_Extracted material_
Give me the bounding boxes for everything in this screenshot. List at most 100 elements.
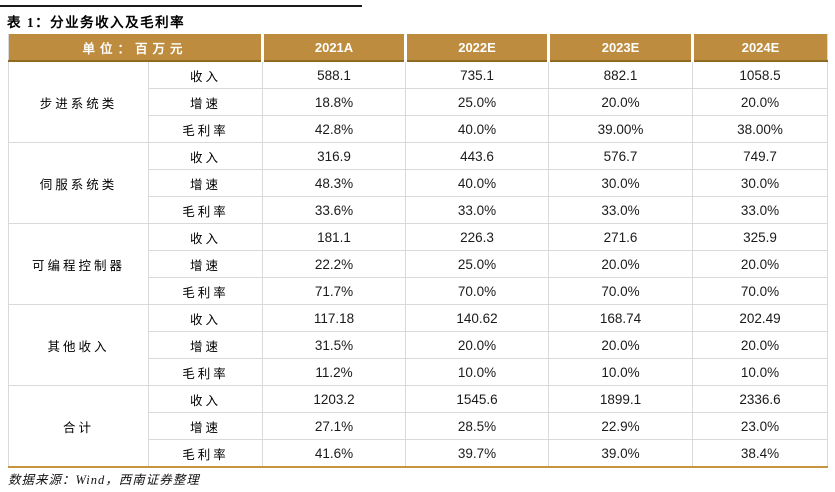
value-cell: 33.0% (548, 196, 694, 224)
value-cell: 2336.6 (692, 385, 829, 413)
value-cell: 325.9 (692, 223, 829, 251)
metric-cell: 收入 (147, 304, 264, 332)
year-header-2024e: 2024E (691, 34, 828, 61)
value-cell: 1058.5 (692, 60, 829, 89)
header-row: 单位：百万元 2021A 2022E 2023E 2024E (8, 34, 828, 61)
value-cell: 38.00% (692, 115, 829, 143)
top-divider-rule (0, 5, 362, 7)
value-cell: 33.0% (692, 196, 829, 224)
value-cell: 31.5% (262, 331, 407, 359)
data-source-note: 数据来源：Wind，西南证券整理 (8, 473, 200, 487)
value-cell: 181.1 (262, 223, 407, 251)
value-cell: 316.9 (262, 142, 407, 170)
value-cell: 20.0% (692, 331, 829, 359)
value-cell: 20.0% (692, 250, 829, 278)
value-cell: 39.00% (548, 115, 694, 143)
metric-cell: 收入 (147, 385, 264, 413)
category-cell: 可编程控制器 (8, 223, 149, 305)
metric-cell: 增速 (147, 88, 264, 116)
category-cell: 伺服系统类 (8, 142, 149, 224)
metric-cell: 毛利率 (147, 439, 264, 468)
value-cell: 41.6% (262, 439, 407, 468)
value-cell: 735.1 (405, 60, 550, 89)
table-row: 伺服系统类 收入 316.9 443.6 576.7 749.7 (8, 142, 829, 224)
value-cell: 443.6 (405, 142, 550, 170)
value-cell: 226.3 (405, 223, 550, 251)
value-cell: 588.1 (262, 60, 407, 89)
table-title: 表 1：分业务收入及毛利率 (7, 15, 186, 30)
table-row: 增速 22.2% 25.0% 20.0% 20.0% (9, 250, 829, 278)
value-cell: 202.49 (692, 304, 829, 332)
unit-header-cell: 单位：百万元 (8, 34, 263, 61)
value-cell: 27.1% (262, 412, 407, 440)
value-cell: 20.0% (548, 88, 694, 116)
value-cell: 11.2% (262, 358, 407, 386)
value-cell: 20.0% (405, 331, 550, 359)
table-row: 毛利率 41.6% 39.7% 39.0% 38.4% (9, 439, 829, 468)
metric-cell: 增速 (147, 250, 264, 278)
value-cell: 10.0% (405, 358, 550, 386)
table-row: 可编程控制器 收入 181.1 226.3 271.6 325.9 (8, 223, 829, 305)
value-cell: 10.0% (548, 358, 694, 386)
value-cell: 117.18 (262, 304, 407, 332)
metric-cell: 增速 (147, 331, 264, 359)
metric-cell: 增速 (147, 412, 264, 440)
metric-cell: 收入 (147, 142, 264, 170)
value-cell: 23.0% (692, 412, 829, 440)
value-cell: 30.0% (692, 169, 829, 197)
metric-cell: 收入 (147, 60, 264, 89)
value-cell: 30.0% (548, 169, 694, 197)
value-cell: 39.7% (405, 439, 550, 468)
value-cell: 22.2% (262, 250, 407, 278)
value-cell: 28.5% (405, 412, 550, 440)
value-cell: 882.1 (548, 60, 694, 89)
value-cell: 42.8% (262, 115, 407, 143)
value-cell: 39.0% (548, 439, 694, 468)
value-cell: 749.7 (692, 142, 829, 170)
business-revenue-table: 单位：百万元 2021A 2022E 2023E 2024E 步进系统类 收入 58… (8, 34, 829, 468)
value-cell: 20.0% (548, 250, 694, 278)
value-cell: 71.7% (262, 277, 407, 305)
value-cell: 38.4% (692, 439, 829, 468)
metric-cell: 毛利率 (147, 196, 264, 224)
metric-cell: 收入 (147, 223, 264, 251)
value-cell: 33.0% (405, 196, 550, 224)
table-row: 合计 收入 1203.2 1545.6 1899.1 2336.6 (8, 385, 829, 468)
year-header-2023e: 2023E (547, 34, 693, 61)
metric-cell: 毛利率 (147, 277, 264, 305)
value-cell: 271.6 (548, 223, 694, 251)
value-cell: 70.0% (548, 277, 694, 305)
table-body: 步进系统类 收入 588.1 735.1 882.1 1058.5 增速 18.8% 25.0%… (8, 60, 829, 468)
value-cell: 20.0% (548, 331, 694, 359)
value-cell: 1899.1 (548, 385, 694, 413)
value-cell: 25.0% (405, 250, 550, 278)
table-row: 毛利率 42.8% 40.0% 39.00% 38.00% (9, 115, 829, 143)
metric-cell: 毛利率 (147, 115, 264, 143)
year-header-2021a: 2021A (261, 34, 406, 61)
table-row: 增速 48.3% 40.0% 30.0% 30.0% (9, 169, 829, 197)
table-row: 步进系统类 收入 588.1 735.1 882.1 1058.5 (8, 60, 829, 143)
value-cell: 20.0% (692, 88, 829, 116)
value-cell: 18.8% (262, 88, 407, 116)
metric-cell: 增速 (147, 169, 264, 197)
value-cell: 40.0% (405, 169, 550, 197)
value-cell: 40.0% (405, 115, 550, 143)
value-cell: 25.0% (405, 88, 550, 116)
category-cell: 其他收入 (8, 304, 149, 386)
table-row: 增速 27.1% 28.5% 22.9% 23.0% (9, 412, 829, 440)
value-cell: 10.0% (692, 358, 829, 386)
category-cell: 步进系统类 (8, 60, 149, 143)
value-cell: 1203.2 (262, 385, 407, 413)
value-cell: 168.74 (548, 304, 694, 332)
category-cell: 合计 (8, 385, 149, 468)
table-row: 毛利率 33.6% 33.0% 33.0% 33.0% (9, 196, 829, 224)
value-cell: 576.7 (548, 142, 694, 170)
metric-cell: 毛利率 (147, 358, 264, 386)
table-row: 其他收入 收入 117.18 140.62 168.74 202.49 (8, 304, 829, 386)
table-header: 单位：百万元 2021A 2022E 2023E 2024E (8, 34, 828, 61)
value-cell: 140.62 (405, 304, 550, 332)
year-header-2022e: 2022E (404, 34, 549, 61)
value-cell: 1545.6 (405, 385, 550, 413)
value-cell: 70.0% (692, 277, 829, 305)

---

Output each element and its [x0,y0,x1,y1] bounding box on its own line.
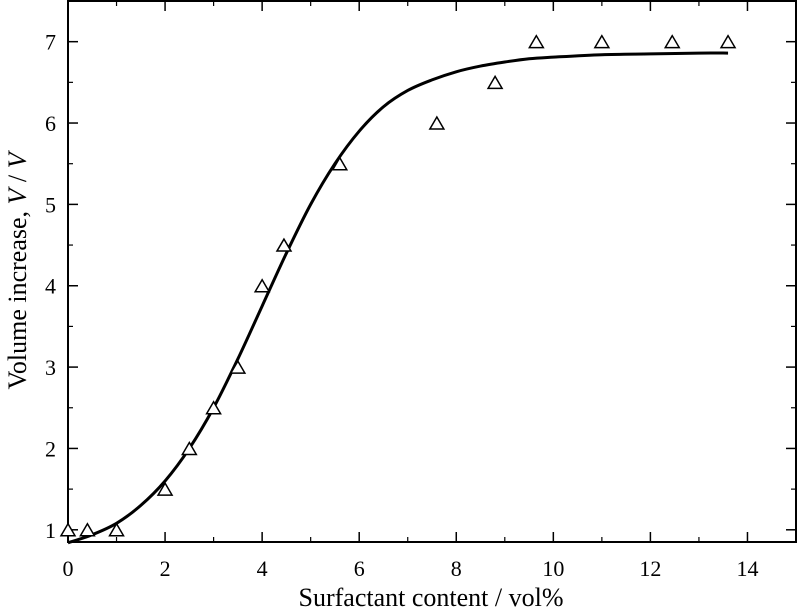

_Brief_
Rewrite the lines as a numbered list, starting at the line that contains "Give me the" and ending at the line that contains "metric-cell: 增速 (147, 331, 264, 359)", with both of those lines included. Skip any blank lines, and leave the pictures out.

_Answer for this exercise_
1. Give me the bounding boxes for everything in this screenshot. List at most 100 elements.
2. value-cell: 33.0% (548, 196, 694, 224)
3. value-cell: 2336.6 (692, 385, 829, 413)
4. value-cell: 325.9 (692, 223, 829, 251)
5. metric-cell: 收入 (147, 304, 264, 332)
6. year-header-2024e: 2024E (691, 34, 828, 61)
7. value-cell: 1058.5 (692, 60, 829, 89)
8. header-row: 单位：百万元 2021A 2022E 2023E 2024E (8, 34, 828, 61)
9. value-cell: 38.00% (692, 115, 829, 143)
10. top-divider-rule (0, 5, 362, 7)
11. value-cell: 33.0% (692, 196, 829, 224)
12. value-cell: 31.5% (262, 331, 407, 359)
13. data-source-note: 数据来源：Wind，西南证券整理 (8, 473, 200, 487)
14. value-cell: 181.1 (262, 223, 407, 251)
15. value-cell: 316.9 (262, 142, 407, 170)
16. value-cell: 20.0% (692, 331, 829, 359)
17. value-cell: 20.0% (692, 250, 829, 278)
18. value-cell: 39.00% (548, 115, 694, 143)
19. metric-cell: 收入 (147, 385, 264, 413)
20. category-cell: 可编程控制器 (8, 223, 149, 305)
21. metric-cell: 增速 (147, 88, 264, 116)
22. category-cell: 伺服系统类 (8, 142, 149, 224)
23. metric-cell: 毛利率 (147, 439, 264, 468)
24. value-cell: 41.6% (262, 439, 407, 468)
25. value-cell: 735.1 (405, 60, 550, 89)
26. table-row: 伺服系统类 收入 316.9 443.6 576.7 749.7 (8, 142, 829, 224)
27. value-cell: 443.6 (405, 142, 550, 170)
28. value-cell: 226.3 (405, 223, 550, 251)
29. value-cell: 588.1 (262, 60, 407, 89)
30. table-title: 表 1：分业务收入及毛利率 (7, 15, 186, 30)
31. table-row: 增速 22.2% 25.0% 20.0% 20.0% (9, 250, 829, 278)
32. value-cell: 202.49 (692, 304, 829, 332)
33. unit-header-cell: 单位：百万元 (8, 34, 263, 61)
34. value-cell: 27.1% (262, 412, 407, 440)
35. value-cell: 20.0% (548, 88, 694, 116)
36. value-cell: 11.2% (262, 358, 407, 386)
37. value-cell: 20.0% (405, 331, 550, 359)
38. table-row: 毛利率 41.6% 39.7% 39.0% 38.4% (9, 439, 829, 468)
39. metric-cell: 增速 (147, 250, 264, 278)
40. value-cell: 10.0% (405, 358, 550, 386)
41. table-row: 可编程控制器 收入 181.1 226.3 271.6 325.9 (8, 223, 829, 305)
42. value-cell: 10.0% (548, 358, 694, 386)
43. value-cell: 117.18 (262, 304, 407, 332)
44. metric-cell: 增速 (147, 331, 264, 359)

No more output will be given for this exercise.